*What you need to do*: Copy every line from the records below that holds the word "Verbandsklasse".

··· Raw records

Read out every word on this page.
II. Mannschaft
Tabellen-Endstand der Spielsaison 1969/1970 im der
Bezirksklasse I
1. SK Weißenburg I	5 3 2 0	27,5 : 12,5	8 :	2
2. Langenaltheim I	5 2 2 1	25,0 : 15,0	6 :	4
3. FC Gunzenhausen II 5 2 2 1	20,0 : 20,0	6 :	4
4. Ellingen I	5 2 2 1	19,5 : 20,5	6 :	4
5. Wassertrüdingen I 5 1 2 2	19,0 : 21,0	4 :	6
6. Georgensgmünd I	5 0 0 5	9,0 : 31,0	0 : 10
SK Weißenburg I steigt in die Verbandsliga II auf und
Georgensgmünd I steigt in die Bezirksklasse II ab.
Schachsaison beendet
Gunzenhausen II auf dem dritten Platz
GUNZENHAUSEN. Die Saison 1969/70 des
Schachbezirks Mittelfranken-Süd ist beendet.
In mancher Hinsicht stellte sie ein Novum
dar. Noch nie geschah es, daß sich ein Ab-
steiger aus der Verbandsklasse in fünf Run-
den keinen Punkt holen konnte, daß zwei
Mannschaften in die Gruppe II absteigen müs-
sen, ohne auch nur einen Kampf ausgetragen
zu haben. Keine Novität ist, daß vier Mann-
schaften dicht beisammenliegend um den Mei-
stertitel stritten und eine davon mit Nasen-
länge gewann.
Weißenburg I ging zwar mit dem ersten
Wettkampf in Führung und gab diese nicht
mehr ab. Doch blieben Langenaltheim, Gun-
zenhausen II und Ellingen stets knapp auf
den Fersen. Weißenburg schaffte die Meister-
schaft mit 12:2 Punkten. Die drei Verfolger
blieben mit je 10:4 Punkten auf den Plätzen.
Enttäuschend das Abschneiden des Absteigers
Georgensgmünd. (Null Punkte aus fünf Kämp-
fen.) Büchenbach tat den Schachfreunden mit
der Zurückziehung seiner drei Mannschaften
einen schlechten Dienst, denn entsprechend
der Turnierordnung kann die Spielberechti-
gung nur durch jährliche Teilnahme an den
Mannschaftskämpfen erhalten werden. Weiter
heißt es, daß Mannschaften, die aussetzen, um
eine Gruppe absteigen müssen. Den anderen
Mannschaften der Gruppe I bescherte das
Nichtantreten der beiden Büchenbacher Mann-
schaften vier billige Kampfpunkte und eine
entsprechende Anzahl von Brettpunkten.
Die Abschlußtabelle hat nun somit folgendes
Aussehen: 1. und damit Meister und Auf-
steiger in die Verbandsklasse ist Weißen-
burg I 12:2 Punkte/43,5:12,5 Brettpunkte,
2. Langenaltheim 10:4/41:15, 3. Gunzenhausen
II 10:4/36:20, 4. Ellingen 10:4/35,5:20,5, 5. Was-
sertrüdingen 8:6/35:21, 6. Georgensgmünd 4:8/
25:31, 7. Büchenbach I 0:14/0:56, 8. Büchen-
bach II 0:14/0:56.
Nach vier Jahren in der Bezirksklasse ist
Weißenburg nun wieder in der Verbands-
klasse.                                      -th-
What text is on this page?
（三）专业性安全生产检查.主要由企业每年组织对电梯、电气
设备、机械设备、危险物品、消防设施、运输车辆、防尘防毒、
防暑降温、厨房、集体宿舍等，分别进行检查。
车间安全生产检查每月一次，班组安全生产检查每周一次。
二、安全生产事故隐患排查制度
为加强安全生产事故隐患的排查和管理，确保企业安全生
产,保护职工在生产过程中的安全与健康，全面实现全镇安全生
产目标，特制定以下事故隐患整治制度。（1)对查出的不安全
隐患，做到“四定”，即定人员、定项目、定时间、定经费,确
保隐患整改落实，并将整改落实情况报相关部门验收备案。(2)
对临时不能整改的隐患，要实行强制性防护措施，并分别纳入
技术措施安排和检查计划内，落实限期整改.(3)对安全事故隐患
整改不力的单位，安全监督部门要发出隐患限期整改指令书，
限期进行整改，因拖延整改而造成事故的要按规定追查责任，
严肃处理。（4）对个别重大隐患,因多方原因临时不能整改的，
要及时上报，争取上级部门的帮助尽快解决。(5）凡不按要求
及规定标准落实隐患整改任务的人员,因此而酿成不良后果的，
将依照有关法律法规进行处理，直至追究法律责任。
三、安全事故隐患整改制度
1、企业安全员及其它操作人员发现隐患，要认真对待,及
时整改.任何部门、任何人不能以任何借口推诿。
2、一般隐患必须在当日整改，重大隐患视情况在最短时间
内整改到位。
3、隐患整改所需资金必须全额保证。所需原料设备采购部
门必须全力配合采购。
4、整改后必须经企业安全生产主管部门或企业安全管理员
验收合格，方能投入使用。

······

*Correct result*:
steiger aus der Verbandsklasse in fünf Run-
steiger in die Verbandsklasse ist Weißen-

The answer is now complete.